# Requisitos del ejercicio:
1. Según el fragmento «Un lugar para la esperanza», ¿cuál es la profesión de María Alcocer y dónde trabaja?
2. Enumera los poetas que el fragmento «Un lugar para la esperanza» presenta también como grandes amigos.
3. Por favor, prolonga el fragmento «Un lugar para la esperanza» a partir de su última oración.

# Texto extraído:
────

Punto de Fisión

Un lugar para la esperanza

Creo que fue Vicente Aleixandre quien dijo que si algo se puede decir en verso y en prosa, mejor decirlo en prosa. La poesía está para hablar de lo que no se puede hablar de ninguna otra manera. Es el lenguaje elevado a la enésima potencia, la literatura al cuadrado y al cubo. A lo largo de mi vida me he tropezado con unos cuantos poetas de verdad, tampoco muchos, y de unos pocos (Alvaro Muñoz Robledano, Jesús Urceloy, Juan Manuel Navas, Agustín Fernández Mallo) además puedo decir que son grandes amigos. El último descubrimiento de esta especie siempre en peligro de extinción (ambas especies: poetas y amigos) ha sido María Alcocer, una hematóloga que trabaja en un hospital de Cuenca, una especie de ángel de la guarda con bata blanca.

────

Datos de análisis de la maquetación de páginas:
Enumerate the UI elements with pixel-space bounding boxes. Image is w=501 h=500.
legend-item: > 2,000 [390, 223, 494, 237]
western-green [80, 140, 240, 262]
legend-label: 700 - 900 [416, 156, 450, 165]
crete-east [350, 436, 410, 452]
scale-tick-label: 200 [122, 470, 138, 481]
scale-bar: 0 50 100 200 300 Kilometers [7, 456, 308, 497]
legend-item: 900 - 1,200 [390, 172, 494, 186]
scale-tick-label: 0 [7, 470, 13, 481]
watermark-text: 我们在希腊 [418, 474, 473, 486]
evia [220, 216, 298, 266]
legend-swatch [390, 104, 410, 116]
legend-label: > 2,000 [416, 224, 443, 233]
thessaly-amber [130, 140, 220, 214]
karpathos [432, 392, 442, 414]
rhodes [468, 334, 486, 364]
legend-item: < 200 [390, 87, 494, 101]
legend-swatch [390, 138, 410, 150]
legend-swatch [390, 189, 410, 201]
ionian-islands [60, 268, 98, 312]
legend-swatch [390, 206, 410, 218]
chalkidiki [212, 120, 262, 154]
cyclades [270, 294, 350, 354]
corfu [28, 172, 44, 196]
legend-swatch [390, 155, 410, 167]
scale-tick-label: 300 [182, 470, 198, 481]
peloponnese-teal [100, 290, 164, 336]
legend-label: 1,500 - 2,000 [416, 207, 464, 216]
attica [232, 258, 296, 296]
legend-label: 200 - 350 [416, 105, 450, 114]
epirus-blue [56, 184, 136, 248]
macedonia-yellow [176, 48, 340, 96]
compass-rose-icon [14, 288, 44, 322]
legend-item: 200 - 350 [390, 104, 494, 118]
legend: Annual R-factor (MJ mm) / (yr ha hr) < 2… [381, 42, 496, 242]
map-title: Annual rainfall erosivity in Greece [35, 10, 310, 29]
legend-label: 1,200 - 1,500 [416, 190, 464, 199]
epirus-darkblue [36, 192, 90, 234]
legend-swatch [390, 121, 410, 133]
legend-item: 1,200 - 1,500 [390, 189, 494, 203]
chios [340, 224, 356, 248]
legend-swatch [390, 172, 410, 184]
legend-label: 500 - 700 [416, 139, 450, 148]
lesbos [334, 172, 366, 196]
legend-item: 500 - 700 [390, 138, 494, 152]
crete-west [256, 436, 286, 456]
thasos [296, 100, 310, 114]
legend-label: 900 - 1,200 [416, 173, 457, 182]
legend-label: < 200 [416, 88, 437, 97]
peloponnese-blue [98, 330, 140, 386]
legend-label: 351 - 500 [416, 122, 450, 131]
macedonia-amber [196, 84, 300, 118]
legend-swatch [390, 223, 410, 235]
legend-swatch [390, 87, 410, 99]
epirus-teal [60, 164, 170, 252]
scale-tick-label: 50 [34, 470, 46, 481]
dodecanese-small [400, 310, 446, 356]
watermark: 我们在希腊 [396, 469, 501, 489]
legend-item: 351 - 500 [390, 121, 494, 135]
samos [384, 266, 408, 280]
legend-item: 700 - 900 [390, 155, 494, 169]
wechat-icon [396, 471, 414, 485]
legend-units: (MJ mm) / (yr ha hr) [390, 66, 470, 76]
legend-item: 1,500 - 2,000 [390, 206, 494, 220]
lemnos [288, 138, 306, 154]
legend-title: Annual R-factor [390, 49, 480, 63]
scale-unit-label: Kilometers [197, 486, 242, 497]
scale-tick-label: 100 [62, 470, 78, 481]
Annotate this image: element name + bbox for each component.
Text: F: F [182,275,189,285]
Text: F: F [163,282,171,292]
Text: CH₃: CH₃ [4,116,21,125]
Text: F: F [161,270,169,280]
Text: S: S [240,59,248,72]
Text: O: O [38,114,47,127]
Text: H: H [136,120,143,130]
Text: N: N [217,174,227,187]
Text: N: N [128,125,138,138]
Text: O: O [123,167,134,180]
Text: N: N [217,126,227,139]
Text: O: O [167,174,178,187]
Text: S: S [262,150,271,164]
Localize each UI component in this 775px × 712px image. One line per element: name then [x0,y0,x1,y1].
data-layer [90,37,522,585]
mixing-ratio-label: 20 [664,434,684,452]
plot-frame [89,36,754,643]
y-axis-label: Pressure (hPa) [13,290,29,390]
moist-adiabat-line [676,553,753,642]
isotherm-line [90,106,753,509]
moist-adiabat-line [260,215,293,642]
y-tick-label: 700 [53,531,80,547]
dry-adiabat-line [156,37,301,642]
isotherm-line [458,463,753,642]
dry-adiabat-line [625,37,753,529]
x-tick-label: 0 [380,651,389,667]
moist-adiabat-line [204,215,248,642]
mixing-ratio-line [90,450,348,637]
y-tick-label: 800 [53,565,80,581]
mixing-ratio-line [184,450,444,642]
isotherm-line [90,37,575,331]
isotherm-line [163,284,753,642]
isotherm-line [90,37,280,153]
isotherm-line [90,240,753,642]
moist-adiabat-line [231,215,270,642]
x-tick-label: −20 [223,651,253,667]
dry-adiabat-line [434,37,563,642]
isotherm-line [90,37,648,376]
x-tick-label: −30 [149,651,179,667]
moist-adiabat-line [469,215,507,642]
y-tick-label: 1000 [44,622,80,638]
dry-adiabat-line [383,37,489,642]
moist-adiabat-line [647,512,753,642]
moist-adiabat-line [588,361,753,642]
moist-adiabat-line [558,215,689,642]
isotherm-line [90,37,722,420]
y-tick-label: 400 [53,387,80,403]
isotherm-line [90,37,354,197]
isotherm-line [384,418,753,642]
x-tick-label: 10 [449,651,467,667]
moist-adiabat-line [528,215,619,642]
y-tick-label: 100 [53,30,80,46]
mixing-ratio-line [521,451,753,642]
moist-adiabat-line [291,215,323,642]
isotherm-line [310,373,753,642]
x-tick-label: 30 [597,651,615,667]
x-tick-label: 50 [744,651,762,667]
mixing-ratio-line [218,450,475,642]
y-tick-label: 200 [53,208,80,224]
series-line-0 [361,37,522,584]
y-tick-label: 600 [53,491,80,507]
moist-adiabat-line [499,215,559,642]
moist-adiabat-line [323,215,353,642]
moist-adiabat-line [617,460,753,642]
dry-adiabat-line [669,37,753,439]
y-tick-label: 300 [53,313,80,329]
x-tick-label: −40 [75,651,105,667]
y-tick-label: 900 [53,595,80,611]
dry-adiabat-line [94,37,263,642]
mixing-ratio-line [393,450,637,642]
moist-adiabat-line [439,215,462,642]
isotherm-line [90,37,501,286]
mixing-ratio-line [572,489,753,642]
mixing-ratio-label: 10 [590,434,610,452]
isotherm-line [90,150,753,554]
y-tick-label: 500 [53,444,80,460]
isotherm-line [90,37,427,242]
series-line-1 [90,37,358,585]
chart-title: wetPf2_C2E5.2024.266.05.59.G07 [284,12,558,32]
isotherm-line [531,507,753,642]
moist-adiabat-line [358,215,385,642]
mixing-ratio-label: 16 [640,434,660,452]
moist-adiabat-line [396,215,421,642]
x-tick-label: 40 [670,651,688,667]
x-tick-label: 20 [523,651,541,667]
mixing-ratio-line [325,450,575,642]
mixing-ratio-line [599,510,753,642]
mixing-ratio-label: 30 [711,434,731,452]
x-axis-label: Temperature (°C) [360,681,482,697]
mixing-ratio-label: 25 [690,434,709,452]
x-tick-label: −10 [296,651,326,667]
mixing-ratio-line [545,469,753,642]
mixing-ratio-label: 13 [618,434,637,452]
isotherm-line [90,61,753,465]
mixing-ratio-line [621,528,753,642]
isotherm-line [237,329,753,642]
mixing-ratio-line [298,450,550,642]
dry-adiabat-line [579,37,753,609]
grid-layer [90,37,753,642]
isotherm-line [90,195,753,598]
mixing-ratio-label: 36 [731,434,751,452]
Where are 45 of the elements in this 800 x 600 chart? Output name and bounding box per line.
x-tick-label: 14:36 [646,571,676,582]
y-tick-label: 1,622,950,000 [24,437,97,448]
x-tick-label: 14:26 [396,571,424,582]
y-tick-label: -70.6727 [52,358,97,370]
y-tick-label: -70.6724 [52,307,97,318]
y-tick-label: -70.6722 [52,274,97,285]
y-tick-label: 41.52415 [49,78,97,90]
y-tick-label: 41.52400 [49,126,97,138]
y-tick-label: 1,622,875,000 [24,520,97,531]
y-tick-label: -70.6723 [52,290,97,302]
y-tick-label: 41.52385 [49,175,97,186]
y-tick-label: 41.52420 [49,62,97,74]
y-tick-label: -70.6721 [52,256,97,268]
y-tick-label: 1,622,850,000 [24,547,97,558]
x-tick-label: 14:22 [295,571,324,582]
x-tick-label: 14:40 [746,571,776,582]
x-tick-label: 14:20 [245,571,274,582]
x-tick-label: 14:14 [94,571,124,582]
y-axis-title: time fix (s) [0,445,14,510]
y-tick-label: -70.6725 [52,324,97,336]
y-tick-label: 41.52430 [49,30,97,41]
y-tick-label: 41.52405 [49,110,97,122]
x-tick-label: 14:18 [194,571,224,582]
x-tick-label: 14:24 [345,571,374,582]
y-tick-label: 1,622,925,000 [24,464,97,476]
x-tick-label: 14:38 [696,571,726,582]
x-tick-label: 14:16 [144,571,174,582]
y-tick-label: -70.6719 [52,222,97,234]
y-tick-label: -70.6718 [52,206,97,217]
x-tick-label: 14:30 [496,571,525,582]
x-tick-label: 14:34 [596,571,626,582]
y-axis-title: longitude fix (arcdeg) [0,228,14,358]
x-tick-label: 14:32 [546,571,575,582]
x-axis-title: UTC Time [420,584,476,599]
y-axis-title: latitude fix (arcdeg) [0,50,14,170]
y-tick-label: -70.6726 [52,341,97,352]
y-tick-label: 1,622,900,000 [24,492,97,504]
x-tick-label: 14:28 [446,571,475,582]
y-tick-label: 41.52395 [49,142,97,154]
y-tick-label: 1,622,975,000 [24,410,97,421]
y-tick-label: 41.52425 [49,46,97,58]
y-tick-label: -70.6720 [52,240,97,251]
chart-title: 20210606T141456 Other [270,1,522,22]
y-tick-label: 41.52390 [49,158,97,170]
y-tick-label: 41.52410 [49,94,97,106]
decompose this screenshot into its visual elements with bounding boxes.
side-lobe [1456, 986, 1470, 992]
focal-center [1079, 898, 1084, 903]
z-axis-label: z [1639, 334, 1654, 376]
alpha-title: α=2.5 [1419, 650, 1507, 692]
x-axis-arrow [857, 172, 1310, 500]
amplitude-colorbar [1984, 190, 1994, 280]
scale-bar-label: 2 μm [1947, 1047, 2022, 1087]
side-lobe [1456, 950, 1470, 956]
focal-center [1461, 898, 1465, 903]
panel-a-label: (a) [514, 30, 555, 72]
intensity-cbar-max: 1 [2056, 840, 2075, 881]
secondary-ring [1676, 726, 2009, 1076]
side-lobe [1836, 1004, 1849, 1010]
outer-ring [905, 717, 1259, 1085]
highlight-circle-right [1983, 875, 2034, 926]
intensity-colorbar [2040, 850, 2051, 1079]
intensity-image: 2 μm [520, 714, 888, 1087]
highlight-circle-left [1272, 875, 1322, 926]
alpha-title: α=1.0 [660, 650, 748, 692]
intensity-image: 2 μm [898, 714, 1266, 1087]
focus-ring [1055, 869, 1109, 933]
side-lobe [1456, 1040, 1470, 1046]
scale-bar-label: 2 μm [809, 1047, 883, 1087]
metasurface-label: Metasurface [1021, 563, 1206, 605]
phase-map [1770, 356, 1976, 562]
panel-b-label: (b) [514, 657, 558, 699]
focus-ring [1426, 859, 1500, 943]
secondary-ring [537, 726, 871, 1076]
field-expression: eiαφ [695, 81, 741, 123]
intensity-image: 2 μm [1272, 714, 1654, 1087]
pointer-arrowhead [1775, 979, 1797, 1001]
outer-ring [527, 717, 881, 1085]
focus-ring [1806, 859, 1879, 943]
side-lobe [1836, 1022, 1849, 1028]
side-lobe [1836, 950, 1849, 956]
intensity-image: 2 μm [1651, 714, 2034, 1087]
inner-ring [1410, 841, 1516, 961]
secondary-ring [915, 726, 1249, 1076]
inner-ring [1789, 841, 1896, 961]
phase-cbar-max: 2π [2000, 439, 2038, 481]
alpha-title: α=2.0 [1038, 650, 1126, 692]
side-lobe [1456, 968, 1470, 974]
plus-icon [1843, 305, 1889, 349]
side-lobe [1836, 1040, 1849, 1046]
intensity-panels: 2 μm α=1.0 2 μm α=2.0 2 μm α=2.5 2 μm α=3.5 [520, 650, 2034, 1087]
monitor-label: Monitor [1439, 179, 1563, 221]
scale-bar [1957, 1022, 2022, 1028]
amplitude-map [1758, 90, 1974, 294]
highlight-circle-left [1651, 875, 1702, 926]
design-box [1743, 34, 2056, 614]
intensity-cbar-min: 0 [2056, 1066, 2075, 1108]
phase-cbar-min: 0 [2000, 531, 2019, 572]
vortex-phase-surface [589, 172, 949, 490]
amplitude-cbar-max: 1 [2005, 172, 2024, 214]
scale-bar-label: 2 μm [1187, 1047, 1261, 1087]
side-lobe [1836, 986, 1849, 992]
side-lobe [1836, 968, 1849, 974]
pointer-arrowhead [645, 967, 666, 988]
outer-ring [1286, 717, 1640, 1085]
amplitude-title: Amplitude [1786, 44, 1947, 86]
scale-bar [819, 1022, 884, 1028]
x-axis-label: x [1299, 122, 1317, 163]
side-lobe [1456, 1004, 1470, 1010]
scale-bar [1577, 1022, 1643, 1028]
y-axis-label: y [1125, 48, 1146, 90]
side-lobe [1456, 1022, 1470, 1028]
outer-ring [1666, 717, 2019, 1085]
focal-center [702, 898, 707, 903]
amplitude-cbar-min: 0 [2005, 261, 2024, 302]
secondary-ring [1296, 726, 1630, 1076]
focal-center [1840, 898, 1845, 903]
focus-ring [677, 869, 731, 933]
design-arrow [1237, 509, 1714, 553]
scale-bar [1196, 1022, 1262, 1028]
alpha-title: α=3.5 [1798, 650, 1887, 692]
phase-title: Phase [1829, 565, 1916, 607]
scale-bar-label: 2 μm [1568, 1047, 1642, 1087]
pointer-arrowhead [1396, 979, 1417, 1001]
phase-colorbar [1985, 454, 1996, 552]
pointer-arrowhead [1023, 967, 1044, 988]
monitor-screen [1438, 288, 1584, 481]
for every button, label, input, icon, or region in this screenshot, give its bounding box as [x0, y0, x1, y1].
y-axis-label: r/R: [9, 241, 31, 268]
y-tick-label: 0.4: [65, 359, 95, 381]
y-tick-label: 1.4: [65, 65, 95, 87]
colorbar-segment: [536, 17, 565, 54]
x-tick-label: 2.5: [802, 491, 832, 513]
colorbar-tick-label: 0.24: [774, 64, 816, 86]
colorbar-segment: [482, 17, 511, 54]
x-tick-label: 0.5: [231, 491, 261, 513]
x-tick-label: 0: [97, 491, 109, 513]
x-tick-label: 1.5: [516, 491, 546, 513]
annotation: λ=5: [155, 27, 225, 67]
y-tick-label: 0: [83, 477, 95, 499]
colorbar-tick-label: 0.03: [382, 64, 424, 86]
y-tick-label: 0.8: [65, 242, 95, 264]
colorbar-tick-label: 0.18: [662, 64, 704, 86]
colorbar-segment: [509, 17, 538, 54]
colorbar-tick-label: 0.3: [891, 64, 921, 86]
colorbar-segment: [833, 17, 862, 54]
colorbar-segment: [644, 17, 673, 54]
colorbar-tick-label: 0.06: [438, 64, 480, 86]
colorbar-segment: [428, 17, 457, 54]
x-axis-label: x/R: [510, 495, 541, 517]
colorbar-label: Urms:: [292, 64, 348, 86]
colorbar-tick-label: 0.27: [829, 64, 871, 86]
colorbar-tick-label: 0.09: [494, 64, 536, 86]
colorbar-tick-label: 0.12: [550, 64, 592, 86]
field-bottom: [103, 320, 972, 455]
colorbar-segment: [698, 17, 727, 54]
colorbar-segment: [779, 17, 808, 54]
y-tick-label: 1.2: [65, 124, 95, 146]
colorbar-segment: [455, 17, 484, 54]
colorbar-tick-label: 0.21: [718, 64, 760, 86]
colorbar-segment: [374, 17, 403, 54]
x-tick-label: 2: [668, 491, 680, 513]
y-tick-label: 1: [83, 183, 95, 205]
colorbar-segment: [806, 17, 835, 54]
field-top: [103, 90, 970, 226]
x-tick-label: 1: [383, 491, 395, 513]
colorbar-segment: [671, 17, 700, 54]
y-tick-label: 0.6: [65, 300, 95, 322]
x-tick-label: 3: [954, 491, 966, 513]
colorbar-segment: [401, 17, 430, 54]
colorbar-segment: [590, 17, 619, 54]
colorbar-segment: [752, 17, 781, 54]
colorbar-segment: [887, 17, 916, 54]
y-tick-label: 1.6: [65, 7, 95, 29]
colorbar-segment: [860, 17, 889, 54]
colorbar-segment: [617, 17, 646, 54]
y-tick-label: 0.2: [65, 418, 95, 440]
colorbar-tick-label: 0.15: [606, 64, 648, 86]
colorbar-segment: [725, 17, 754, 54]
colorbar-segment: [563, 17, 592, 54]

────

# Respuestas del ejercicio:
1. Es hematóloga y trabaja en un hospital de Cuenca.

2. Alvaro Muñoz Robledano, Jesús Urceloy, Juan Manuel Navas y Agustín Fernández Mallo.

3.
Hoy, por justicia, hablo del bien en lugar del mal, del amor en lugar del odio. No de gente importante sino de gente imprescindible. De los que se dedican a salvar vidas en lugar de a joderlas. María se pasa la vida atendiendo pacientes y oteando al demonio por el microscopio. Es muy buena en lo suyo, aun diría más, el mejor médico con el que me he tropezado en la vida, y sé algo de esto, que para algo soy hipocondríaco aficionado y he conocido unos cuantos. María está ahí como el capitán Miller en Salvar al soldado Ryan: aunque le cueste diezmar su pelotón no va a dejar ni una puta ametralladora en manos del enemigo. A un amigo común al que despacharon en urgencias con una palmadita en la espalda, María le diagnosticó un tumor de vejiga sin más indicaciones que los síntomas que yo le describí por vía interpuesta. El caso se saldó con una simple intervención y un seguimiento pero, de no ser por ella, hoy la cosa ya andaría en metástasis y en palabras mayores.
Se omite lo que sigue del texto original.